## [TO BE DONE]
Output all records precisely as written.

## [RECORDS SUPPLIED]
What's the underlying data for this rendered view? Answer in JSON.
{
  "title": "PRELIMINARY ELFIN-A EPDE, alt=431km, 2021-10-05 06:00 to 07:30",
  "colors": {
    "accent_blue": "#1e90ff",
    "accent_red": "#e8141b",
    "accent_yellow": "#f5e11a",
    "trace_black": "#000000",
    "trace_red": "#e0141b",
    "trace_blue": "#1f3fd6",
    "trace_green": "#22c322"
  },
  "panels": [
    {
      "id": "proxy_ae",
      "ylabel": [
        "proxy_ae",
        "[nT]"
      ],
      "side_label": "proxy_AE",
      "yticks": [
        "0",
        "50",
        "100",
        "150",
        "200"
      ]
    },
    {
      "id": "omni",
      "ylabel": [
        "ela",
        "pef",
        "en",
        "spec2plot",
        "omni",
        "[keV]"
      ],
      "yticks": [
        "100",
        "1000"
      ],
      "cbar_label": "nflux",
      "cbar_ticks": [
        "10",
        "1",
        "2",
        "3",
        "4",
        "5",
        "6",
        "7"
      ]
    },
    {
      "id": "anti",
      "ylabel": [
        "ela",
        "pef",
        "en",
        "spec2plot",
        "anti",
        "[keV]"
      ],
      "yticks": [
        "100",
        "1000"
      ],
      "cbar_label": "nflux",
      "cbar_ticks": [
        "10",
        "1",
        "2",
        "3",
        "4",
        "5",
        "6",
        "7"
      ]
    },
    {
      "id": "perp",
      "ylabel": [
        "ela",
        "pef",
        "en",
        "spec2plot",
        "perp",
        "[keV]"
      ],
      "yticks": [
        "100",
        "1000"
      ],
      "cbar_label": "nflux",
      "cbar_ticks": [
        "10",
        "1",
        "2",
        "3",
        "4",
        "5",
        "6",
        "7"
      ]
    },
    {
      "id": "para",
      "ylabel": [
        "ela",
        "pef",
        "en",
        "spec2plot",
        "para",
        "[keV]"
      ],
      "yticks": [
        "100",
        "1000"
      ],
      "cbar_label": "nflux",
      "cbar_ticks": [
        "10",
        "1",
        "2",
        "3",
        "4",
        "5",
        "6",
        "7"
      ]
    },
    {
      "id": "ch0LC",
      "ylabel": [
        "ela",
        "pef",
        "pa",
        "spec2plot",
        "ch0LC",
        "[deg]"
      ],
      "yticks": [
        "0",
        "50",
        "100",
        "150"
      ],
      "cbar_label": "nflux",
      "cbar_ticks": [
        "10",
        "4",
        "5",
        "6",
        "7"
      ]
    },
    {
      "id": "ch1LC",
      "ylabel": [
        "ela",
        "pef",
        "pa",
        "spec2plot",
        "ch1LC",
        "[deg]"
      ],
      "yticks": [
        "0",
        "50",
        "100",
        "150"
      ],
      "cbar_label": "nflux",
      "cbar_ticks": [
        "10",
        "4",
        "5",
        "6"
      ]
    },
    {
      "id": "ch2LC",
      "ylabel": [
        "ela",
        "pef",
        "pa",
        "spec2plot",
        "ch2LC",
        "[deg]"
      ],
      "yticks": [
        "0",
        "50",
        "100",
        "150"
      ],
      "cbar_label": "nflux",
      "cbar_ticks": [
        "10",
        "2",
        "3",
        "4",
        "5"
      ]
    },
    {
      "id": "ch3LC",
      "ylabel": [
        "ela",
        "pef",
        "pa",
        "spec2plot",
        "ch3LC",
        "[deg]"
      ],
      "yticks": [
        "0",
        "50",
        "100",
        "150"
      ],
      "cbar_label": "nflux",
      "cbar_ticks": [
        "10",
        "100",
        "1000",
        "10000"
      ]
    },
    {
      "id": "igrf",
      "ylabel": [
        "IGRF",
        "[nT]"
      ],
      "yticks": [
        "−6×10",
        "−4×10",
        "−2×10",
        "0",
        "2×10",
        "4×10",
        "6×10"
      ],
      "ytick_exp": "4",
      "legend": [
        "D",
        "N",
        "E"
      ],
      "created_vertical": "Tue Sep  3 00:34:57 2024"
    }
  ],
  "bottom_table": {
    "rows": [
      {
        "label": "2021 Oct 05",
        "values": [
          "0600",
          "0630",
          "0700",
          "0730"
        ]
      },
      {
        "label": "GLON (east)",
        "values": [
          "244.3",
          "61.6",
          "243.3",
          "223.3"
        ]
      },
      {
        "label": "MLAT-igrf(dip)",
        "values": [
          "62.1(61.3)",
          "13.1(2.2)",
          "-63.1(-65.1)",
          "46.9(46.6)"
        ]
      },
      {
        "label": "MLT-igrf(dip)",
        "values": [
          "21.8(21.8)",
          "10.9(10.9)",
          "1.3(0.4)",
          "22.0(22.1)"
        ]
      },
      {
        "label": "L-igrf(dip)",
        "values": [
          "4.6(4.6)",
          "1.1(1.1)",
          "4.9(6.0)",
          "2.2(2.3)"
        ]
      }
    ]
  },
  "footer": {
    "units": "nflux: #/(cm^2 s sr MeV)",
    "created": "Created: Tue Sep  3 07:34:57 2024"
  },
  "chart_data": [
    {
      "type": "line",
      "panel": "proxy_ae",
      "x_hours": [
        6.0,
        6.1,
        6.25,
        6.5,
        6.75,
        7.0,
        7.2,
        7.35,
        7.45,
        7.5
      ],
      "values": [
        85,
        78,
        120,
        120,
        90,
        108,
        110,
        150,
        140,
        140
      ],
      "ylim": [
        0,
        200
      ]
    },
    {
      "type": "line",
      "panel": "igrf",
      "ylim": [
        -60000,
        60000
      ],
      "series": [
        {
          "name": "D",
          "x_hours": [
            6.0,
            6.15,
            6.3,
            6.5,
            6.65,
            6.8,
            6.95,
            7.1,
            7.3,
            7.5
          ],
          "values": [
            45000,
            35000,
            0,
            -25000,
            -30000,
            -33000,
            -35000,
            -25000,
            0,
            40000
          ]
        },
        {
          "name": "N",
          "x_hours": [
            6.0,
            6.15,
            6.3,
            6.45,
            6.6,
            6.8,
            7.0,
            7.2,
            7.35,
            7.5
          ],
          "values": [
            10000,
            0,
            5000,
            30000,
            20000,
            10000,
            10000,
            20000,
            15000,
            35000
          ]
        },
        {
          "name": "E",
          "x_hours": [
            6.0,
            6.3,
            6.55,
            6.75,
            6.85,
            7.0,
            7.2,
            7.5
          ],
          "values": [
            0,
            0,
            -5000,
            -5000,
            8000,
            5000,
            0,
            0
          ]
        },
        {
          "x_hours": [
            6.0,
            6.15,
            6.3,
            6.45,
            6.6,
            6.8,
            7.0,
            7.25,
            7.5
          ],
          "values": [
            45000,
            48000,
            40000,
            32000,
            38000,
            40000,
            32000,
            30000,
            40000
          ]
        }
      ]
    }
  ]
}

## [FINAL ANSWER]
What's the underlying data for this rendered view? Answer in JSON.
{
  "title": "PRELIMINARY ELFIN-A EPDE, alt=431km, 2021-10-05 06:00 to 07:30",
  "colors": {
    "accent_blue": "#1e90ff",
    "accent_red": "#e8141b",
    "accent_yellow": "#f5e11a",
    "trace_black": "#000000",
    "trace_red": "#e0141b",
    "trace_blue": "#1f3fd6",
    "trace_green": "#22c322"
  },
  "panels": [
    {
      "id": "proxy_ae",
      "ylabel": [
        "proxy_ae",
        "[nT]"
      ],
      "side_label": "proxy_AE",
      "yticks": [
        "0",
        "50",
        "100",
        "150",
        "200"
      ]
    },
    {
      "id": "omni",
      "ylabel": [
        "ela",
        "pef",
        "en",
        "spec2plot",
        "omni",
        "[keV]"
      ],
      "yticks": [
        "100",
        "1000"
      ],
      "cbar_label": "nflux",
      "cbar_ticks": [
        "10",
        "1",
        "2",
        "3",
        "4",
        "5",
        "6",
        "7"
      ]
    },
    {
      "id": "anti",
      "ylabel": [
        "ela",
        "pef",
        "en",
        "spec2plot",
        "anti",
        "[keV]"
      ],
      "yticks": [
        "100",
        "1000"
      ],
      "cbar_label": "nflux",
      "cbar_ticks": [
        "10",
        "1",
        "2",
        "3",
        "4",
        "5",
        "6",
        "7"
      ]
    },
    {
      "id": "perp",
      "ylabel": [
        "ela",
        "pef",
        "en",
        "spec2plot",
        "perp",
        "[keV]"
      ],
      "yticks": [
        "100",
        "1000"
      ],
      "cbar_label": "nflux",
      "cbar_ticks": [
        "10",
        "1",
        "2",
        "3",
        "4",
        "5",
        "6",
        "7"
      ]
    },
    {
      "id": "para",
      "ylabel": [
        "ela",
        "pef",
        "en",
        "spec2plot",
        "para",
        "[keV]"
      ],
      "yticks": [
        "100",
        "1000"
      ],
      "cbar_label": "nflux",
      "cbar_ticks": [
        "10",
        "1",
        "2",
        "3",
        "4",
        "5",
        "6",
        "7"
      ]
    },
    {
      "id": "ch0LC",
      "ylabel": [
        "ela",
        "pef",
        "pa",
        "spec2plot",
        "ch0LC",
        "[deg]"
      ],
      "yticks": [
        "0",
        "50",
        "100",
        "150"
      ],
      "cbar_label": "nflux",
      "cbar_ticks": [
        "10",
        "4",
        "5",
        "6",
        "7"
      ]
    },
    {
      "id": "ch1LC",
      "ylabel": [
        "ela",
        "pef",
        "pa",
        "spec2plot",
        "ch1LC",
        "[deg]"
      ],
      "yticks": [
        "0",
        "50",
        "100",
        "150"
      ],
      "cbar_label": "nflux",
      "cbar_ticks": [
        "10",
        "4",
        "5",
        "6"
      ]
    },
    {
      "id": "ch2LC",
      "ylabel": [
        "ela",
        "pef",
        "pa",
        "spec2plot",
        "ch2LC",
        "[deg]"
      ],
      "yticks": [
        "0",
        "50",
        "100",
        "150"
      ],
      "cbar_label": "nflux",
      "cbar_ticks": [
        "10",
        "2",
        "3",
        "4",
        "5"
      ]
    },
    {
      "id": "ch3LC",
      "ylabel": [
        "ela",
        "pef",
        "pa",
        "spec2plot",
        "ch3LC",
        "[deg]"
      ],
      "yticks": [
        "0",
        "50",
        "100",
        "150"
      ],
      "cbar_label": "nflux",
      "cbar_ticks": [
        "10",
        "100",
        "1000",
        "10000"
      ]
    },
    {
      "id": "igrf",
      "ylabel": [
        "IGRF",
        "[nT]"
      ],
      "yticks": [
        "−6×10",
        "−4×10",
        "−2×10",
        "0",
        "2×10",
        "4×10",
        "6×10"
      ],
      "ytick_exp": "4",
      "legend": [
        "D",
        "N",
        "E"
      ],
      "created_vertical": "Tue Sep  3 00:34:57 2024"
    }
  ],
  "bottom_table": {
    "rows": [
      {
        "label": "2021 Oct 05",
        "values": [
          "0600",
          "0630",
          "0700",
          "0730"
        ]
      },
      {
        "label": "GLON (east)",
        "values": [
          "244.3",
          "61.6",
          "243.3",
          "223.3"
        ]
      },
      {
        "label": "MLAT-igrf(dip)",
        "values": [
          "62.1(61.3)",
          "13.1(2.2)",
          "-63.1(-65.1)",
          "46.9(46.6)"
        ]
      },
      {
        "label": "MLT-igrf(dip)",
        "values": [
          "21.8(21.8)",
          "10.9(10.9)",
          "1.3(0.4)",
          "22.0(22.1)"
        ]
      },
      {
        "label": "L-igrf(dip)",
        "values": [
          "4.6(4.6)",
          "1.1(1.1)",
          "4.9(6.0)",
          "2.2(2.3)"
        ]
      }
    ]
  },
  "footer": {
    "units": "nflux: #/(cm^2 s sr MeV)",
    "created": "Created: Tue Sep  3 07:34:57 2024"
  },
  "chart_data": [
    {
      "type": "line",
      "panel": "proxy_ae",
      "x_hours": [
        6.0,
        6.1,
        6.25,
        6.5,
        6.75,
        7.0,
        7.2,
        7.35,
        7.45,
        7.5
      ],
      "values": [
        85,
        78,
        120,
        120,
        90,
        108,
        110,
        150,
        140,
        140
      ],
      "ylim": [
        0,
        200
      ]
    },
    {
      "type": "line",
      "panel": "igrf",
      "ylim": [
        -60000,
        60000
      ],
      "series": [
        {
          "name": "D",
          "x_hours": [
            6.0,
            6.15,
            6.3,
            6.5,
            6.65,
            6.8,
            6.95,
            7.1,
            7.3,
            7.5
          ],
          "values": [
            45000,
            35000,
            0,
            -25000,
            -30000,
            -33000,
            -35000,
            -25000,
            0,
            40000
          ]
        },
        {
          "name": "N",
          "x_hours": [
            6.0,
            6.15,
            6.3,
            6.45,
            6.6,
            6.8,
            7.0,
            7.2,
            7.35,
            7.5
          ],
          "values": [
            10000,
            0,
            5000,
            30000,
            20000,
            10000,
            10000,
            20000,
            15000,
            35000
          ]
        },
        {
          "name": "E",
          "x_hours": [
            6.0,
            6.3,
            6.55,
            6.75,
            6.85,
            7.0,
            7.2,
            7.5
          ],
          "values": [
            0,
            0,
            -5000,
            -5000,
            8000,
            5000,
            0,
            0
          ]
        },
        {
          "x_hours": [
            6.0,
            6.15,
            6.3,
            6.45,
            6.6,
            6.8,
            7.0,
            7.25,
            7.5
          ],
          "values": [
            45000,
            48000,
            40000,
            32000,
            38000,
            40000,
            32000,
            30000,
            40000
          ]
        }
      ]
    }
  ]
}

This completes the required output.